* [Task description] Can you repeat the lines from the start through the line with "- svg-text:1.8: 1.8: [283, 366, 308, 378]", swapping "bell-icon" for "notification-icon" and keeping everything else the same?

* [Listed entries]
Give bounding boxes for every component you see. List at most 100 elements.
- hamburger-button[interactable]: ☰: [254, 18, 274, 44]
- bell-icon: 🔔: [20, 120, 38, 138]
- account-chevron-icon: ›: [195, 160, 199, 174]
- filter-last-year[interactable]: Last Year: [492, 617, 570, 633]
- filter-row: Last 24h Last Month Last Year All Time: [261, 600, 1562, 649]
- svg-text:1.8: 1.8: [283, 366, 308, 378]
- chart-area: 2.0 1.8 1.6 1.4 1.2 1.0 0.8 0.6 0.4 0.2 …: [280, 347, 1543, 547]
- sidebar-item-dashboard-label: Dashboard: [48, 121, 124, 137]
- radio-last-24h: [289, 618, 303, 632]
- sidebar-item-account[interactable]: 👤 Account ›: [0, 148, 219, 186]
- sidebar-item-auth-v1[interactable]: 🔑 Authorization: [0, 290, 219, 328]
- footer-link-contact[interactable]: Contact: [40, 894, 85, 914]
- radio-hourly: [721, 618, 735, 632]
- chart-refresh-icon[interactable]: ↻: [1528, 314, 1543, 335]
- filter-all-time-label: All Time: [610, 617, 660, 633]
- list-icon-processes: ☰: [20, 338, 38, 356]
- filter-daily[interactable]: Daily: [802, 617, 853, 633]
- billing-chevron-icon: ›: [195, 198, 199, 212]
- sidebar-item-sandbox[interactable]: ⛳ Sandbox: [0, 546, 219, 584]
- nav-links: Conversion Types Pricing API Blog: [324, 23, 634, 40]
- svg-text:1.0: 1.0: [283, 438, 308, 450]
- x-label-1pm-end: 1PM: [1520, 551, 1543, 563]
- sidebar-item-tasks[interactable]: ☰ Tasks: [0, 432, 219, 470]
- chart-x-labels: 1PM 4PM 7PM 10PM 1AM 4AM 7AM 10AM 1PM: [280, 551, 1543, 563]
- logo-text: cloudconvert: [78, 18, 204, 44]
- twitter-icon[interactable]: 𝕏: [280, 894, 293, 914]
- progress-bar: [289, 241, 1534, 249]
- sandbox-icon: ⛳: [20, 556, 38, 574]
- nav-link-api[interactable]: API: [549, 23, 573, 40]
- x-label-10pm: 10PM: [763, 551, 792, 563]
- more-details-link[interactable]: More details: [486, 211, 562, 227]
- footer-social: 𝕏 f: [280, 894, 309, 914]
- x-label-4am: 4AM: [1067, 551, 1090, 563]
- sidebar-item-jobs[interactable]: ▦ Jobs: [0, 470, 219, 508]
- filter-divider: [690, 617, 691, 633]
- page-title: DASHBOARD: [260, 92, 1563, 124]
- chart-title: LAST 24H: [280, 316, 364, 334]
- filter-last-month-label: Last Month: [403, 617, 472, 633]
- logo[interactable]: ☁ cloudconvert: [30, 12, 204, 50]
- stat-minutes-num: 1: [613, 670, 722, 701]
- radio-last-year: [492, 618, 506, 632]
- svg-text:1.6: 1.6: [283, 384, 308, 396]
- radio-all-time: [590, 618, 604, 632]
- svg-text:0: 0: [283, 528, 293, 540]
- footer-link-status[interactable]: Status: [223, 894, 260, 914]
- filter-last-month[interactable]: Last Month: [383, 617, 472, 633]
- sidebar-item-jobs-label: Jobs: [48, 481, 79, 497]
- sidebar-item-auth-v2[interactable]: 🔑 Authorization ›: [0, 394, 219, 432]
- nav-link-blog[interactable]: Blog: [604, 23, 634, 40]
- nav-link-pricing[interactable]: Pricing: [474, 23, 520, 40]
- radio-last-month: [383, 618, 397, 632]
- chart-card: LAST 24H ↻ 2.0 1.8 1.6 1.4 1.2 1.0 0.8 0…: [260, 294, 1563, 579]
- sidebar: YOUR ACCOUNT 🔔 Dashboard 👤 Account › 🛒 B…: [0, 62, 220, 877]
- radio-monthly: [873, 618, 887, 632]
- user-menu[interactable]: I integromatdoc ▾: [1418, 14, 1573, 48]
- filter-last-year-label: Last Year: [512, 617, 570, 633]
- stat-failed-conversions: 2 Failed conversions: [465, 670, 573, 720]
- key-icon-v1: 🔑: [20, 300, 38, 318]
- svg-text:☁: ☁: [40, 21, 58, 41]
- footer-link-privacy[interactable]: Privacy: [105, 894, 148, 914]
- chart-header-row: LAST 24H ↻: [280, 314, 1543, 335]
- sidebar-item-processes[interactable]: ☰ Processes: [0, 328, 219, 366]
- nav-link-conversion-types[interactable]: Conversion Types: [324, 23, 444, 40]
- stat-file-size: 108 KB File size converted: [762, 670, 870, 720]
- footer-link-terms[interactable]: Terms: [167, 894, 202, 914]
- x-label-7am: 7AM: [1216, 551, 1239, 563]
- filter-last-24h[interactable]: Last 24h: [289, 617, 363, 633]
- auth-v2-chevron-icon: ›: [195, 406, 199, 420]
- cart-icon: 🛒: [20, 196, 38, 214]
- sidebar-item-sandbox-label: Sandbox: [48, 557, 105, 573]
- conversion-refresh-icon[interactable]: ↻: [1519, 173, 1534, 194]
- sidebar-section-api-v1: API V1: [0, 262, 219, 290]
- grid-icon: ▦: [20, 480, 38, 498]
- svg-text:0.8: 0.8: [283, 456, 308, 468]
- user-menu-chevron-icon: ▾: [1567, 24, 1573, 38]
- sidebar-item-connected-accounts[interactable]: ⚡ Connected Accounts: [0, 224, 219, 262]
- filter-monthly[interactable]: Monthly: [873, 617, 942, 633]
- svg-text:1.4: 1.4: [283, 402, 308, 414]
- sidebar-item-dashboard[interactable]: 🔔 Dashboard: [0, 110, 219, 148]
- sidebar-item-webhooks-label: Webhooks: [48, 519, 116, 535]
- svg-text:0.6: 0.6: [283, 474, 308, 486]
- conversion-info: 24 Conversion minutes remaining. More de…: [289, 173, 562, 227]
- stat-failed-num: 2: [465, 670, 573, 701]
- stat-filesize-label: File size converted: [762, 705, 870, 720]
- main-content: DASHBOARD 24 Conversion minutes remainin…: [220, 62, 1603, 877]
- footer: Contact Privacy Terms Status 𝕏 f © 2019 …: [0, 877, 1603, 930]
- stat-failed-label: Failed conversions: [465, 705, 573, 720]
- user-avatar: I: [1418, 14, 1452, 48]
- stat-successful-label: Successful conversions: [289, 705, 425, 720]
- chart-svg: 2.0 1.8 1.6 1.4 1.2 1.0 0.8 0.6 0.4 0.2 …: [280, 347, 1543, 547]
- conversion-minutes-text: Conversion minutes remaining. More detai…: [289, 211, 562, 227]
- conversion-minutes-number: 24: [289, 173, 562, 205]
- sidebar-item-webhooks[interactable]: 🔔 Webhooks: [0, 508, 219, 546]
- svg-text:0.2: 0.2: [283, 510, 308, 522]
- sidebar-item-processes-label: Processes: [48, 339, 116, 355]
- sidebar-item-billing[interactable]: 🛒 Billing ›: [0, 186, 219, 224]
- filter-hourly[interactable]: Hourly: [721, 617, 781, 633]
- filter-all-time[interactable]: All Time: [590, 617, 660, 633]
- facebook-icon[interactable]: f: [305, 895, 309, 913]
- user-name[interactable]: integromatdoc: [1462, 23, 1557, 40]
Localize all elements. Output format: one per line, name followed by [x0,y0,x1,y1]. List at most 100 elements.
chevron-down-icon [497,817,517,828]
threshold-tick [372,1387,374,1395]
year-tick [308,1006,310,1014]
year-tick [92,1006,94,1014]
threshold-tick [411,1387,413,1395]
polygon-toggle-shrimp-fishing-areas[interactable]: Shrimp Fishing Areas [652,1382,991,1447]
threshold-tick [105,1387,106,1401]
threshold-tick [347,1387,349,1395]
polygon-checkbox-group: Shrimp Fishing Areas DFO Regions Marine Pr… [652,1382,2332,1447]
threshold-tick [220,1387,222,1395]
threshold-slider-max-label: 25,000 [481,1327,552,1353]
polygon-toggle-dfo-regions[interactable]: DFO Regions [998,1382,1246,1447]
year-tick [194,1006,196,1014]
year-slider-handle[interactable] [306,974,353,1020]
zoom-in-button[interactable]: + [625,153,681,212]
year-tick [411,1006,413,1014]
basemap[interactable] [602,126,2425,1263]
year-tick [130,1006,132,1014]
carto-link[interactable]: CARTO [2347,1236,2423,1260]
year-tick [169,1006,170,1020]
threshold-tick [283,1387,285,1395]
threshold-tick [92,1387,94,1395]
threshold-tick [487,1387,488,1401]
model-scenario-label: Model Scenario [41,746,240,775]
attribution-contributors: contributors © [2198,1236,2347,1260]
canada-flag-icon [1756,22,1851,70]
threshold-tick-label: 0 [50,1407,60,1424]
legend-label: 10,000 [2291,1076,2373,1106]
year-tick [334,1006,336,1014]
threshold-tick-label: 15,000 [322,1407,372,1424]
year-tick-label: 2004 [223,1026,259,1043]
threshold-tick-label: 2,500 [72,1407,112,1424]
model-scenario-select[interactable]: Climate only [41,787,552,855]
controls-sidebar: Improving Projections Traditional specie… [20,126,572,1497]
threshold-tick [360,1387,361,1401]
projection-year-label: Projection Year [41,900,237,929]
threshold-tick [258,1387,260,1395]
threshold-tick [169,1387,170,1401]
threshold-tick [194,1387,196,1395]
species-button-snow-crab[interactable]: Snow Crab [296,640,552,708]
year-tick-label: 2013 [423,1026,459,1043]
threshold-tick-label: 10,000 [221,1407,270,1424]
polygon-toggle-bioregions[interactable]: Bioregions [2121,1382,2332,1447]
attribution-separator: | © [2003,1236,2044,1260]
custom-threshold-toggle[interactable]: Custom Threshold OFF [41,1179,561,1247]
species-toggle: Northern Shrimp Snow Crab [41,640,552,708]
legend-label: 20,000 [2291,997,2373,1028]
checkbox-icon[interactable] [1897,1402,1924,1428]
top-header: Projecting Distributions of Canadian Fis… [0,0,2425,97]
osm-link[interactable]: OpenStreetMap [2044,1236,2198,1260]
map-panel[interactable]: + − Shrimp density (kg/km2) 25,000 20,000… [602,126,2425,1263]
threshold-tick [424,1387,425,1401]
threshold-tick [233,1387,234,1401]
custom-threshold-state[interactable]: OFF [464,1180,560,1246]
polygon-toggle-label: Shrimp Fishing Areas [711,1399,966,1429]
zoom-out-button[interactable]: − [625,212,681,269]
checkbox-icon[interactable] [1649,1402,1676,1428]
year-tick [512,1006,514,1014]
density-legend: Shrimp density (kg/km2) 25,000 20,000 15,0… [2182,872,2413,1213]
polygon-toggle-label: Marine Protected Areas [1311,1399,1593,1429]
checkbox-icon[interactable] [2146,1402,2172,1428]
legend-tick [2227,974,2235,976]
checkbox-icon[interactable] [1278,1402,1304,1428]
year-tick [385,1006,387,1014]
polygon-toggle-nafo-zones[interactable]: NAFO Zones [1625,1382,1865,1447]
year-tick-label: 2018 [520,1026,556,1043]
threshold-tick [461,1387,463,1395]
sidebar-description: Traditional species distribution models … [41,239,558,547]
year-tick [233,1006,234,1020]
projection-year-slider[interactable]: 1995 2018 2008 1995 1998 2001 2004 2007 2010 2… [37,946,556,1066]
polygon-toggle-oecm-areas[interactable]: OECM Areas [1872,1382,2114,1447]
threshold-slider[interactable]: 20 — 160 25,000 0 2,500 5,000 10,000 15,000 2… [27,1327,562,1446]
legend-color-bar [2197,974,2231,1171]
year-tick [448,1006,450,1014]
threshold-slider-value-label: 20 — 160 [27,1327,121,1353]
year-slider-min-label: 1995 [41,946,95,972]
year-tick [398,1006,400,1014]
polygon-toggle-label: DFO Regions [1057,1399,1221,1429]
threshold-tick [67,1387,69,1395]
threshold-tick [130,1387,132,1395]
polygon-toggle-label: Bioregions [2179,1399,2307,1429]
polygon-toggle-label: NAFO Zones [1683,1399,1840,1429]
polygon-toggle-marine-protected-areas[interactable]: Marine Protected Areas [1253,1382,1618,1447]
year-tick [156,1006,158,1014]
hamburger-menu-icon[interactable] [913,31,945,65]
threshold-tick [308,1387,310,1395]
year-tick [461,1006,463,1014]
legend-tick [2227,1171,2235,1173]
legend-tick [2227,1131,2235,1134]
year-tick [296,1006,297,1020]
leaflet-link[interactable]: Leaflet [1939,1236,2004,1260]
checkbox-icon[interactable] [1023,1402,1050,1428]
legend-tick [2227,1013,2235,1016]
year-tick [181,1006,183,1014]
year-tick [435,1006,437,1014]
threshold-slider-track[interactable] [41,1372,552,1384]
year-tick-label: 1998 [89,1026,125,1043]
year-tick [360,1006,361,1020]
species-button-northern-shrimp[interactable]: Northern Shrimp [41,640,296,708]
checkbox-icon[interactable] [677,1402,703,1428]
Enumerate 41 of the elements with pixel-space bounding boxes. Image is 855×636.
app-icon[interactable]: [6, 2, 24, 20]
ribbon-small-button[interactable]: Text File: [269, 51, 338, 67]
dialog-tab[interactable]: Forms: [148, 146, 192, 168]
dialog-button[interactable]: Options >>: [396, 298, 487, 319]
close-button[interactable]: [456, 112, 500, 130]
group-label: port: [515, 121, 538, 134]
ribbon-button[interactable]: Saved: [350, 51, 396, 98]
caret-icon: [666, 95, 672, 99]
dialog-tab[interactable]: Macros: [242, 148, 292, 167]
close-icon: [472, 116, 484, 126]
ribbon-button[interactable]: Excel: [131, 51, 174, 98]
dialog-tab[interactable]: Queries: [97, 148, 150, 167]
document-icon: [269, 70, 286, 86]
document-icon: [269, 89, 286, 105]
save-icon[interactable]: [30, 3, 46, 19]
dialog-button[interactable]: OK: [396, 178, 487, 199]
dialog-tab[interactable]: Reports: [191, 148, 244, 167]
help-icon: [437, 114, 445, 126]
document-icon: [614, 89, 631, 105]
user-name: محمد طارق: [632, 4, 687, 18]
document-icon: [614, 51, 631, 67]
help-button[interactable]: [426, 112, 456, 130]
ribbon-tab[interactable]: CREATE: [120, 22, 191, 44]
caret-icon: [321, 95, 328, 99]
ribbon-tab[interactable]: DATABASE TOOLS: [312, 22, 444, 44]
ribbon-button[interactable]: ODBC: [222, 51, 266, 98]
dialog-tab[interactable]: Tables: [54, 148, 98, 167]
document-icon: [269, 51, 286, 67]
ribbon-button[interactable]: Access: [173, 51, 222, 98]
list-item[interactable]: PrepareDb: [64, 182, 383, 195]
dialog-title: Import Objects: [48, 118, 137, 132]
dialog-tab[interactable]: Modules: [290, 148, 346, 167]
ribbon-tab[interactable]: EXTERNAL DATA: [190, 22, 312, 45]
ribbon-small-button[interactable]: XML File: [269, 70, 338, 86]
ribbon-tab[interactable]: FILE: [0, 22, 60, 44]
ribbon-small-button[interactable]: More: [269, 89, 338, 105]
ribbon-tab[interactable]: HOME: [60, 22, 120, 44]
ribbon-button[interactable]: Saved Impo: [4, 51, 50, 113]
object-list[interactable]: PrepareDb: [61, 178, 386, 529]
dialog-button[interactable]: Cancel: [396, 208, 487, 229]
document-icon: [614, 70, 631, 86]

* [The output]
Give bounding boxes for every component you see. List at most 100 elements.
- hamburger-button[interactable]: ☰: [254, 18, 274, 44]
- notification-icon: 🔔: [20, 120, 38, 138]
- account-chevron-icon: ›: [195, 160, 199, 174]
- filter-last-year[interactable]: Last Year: [492, 617, 570, 633]
- filter-row: Last 24h Last Month Last Year All Time: [261, 600, 1562, 649]
- svg-text:1.8: 1.8: [283, 366, 308, 378]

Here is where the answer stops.